Task to complete. Please give the entries again in full and exactly, without any picture.

— Start Given entries —

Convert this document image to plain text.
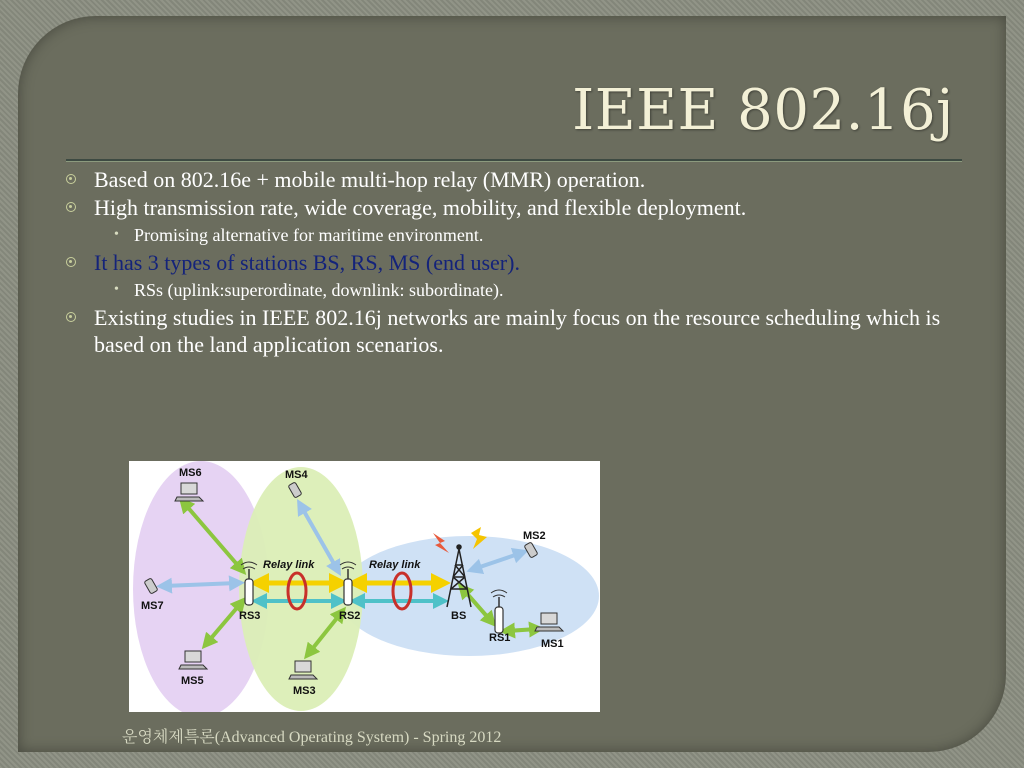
IEEE 802.16j
Based on 802.16e + mobile multi-hop relay (MMR) operation.
High transmission rate, wide coverage, mobility, and flexible deployment.
• Promising alternative for maritime environment.
It has 3 types of stations BS, RS, MS (end user).
• RSs (uplink:superordinate, downlink: subordinate).
Existing studies in IEEE 802.16j networks are mainly focus on the resource scheduling which is based on the land application scenarios.
MS6	MS4
MS2
MS7
MS1
MS5
MS3
RS3	RS2
RS1
BS
Relay link	Relay link
운영체제특론(Advanced Operating System) - Spring 2012
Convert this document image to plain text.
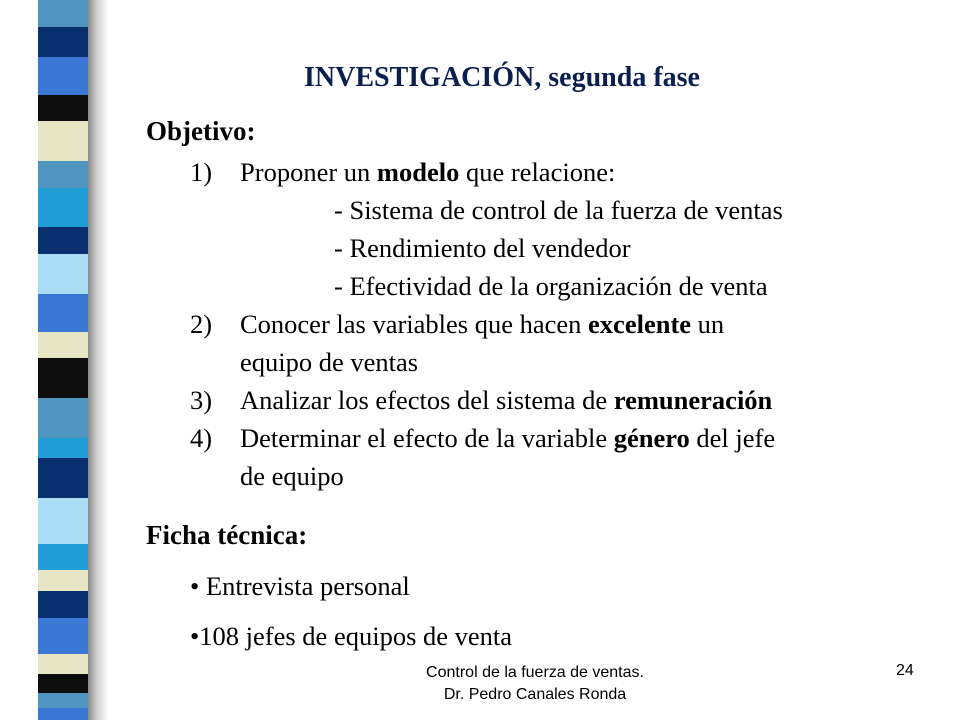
INVESTIGACIÓN, segunda fase
Objetivo:
1) Proponer un modelo que relacione:
- Sistema de control de la fuerza de ventas
- Rendimiento del vendedor
- Efectividad de la organización de venta
2) Conocer las variables que hacen excelente un
equipo de ventas
3) Analizar los efectos del sistema de remuneración
4) Determinar el efecto de la variable género del jefe
de equipo
Ficha técnica:
• Entrevista personal
•108 jefes de equipos de venta
Control de la fuerza de ventas.
Dr. Pedro Canales Ronda
24
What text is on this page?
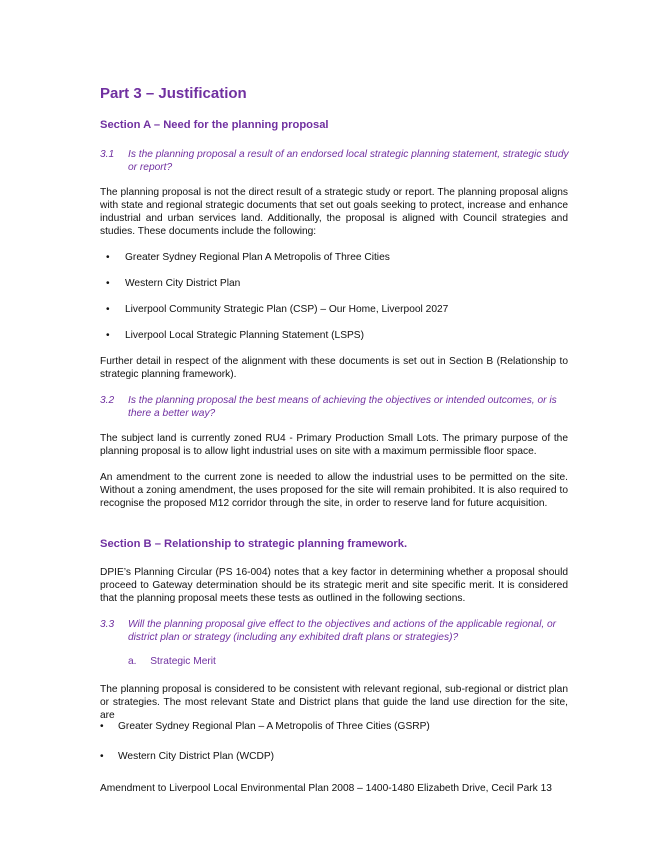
Part 3 – Justification
Section A – Need for the planning proposal
3.1 Is the planning proposal a result of an endorsed local strategic planning statement, strategic study
or report?
The planning proposal is not the direct result of a strategic study or report. The planning proposal aligns with state and regional strategic documents that set out goals seeking to protect, increase and enhance industrial and urban services land. Additionally, the proposal is aligned with Council strategies and studies. These documents include the following:
• Greater Sydney Regional Plan A Metropolis of Three Cities
• Western City District Plan
• Liverpool Community Strategic Plan (CSP) – Our Home, Liverpool 2027
• Liverpool Local Strategic Planning Statement (LSPS)
Further detail in respect of the alignment with these documents is set out in Section B (Relationship to strategic planning framework).
3.2 Is the planning proposal the best means of achieving the objectives or intended outcomes, or is
there a better way?
The subject land is currently zoned RU4 - Primary Production Small Lots. The primary purpose of the planning proposal is to allow light industrial uses on site with a maximum permissible floor space.
An amendment to the current zone is needed to allow the industrial uses to be permitted on the site. Without a zoning amendment, the uses proposed for the site will remain prohibited. It is also required to recognise the proposed M12 corridor through the site, in order to reserve land for future acquisition.
Section B – Relationship to strategic planning framework.
DPIE’s Planning Circular (PS 16-004) notes that a key factor in determining whether a proposal should proceed to Gateway determination should be its strategic merit and site specific merit. It is considered that the planning proposal meets these tests as outlined in the following sections.
3.3 Will the planning proposal give effect to the objectives and actions of the applicable regional, or
district plan or strategy (including any exhibited draft plans or strategies)?
a. Strategic Merit
The planning proposal is considered to be consistent with relevant regional, sub-regional or district plan or strategies. The most relevant State and District plans that guide the land use direction for the site, are
• Greater Sydney Regional Plan – A Metropolis of Three Cities (GSRP)
• Western City District Plan (WCDP)
Amendment to Liverpool Local Environmental Plan 2008 – 1400-1480 Elizabeth Drive, Cecil Park 13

— End Given entries —

Exercise answer.
Convert this document image to plain text.
IEEE 802.16j
Based on 802.16e + mobile multi-hop relay (MMR) operation.
High transmission rate, wide coverage, mobility, and flexible deployment.
• Promising alternative for maritime environment.
It has 3 types of stations BS, RS, MS (end user).
• RSs (uplink:superordinate, downlink: subordinate).
Existing studies in IEEE 802.16j networks are mainly focus on the resource scheduling which is based on the land application scenarios.
MS6	MS4
MS2
MS7
MS1
MS5
MS3
RS3	RS2
RS1
BS
Relay link	Relay link
운영체제특론(Advanced Operating System) - Spring 2012
Convert this document image to plain text.
INVESTIGACIÓN, segunda fase
Objetivo:
1) Proponer un modelo que relacione:
- Sistema de control de la fuerza de ventas
- Rendimiento del vendedor
- Efectividad de la organización de venta
2) Conocer las variables que hacen excelente un
equipo de ventas
3) Analizar los efectos del sistema de remuneración
4) Determinar el efecto de la variable género del jefe
de equipo
Ficha técnica:
• Entrevista personal
•108 jefes de equipos de venta
Control de la fuerza de ventas.
Dr. Pedro Canales Ronda
24
What text is on this page?
Part 3 – Justification
Section A – Need for the planning proposal
3.1 Is the planning proposal a result of an endorsed local strategic planning statement, strategic study
or report?
The planning proposal is not the direct result of a strategic study or report. The planning proposal aligns with state and regional strategic documents that set out goals seeking to protect, increase and enhance industrial and urban services land. Additionally, the proposal is aligned with Council strategies and studies. These documents include the following:
• Greater Sydney Regional Plan A Metropolis of Three Cities
• Western City District Plan
• Liverpool Community Strategic Plan (CSP) – Our Home, Liverpool 2027
• Liverpool Local Strategic Planning Statement (LSPS)
Further detail in respect of the alignment with these documents is set out in Section B (Relationship to strategic planning framework).
3.2 Is the planning proposal the best means of achieving the objectives or intended outcomes, or is
there a better way?
The subject land is currently zoned RU4 - Primary Production Small Lots. The primary purpose of the planning proposal is to allow light industrial uses on site with a maximum permissible floor space.
An amendment to the current zone is needed to allow the industrial uses to be permitted on the site. Without a zoning amendment, the uses proposed for the site will remain prohibited. It is also required to recognise the proposed M12 corridor through the site, in order to reserve land for future acquisition.
Section B – Relationship to strategic planning framework.
DPIE’s Planning Circular (PS 16-004) notes that a key factor in determining whether a proposal should proceed to Gateway determination should be its strategic merit and site specific merit. It is considered that the planning proposal meets these tests as outlined in the following sections.
3.3 Will the planning proposal give effect to the objectives and actions of the applicable regional, or
district plan or strategy (including any exhibited draft plans or strategies)?
a. Strategic Merit
The planning proposal is considered to be consistent with relevant regional, sub-regional or district plan or strategies. The most relevant State and District plans that guide the land use direction for the site, are
• Greater Sydney Regional Plan – A Metropolis of Three Cities (GSRP)
• Western City District Plan (WCDP)
Amendment to Liverpool Local Environmental Plan 2008 – 1400-1480 Elizabeth Drive, Cecil Park 13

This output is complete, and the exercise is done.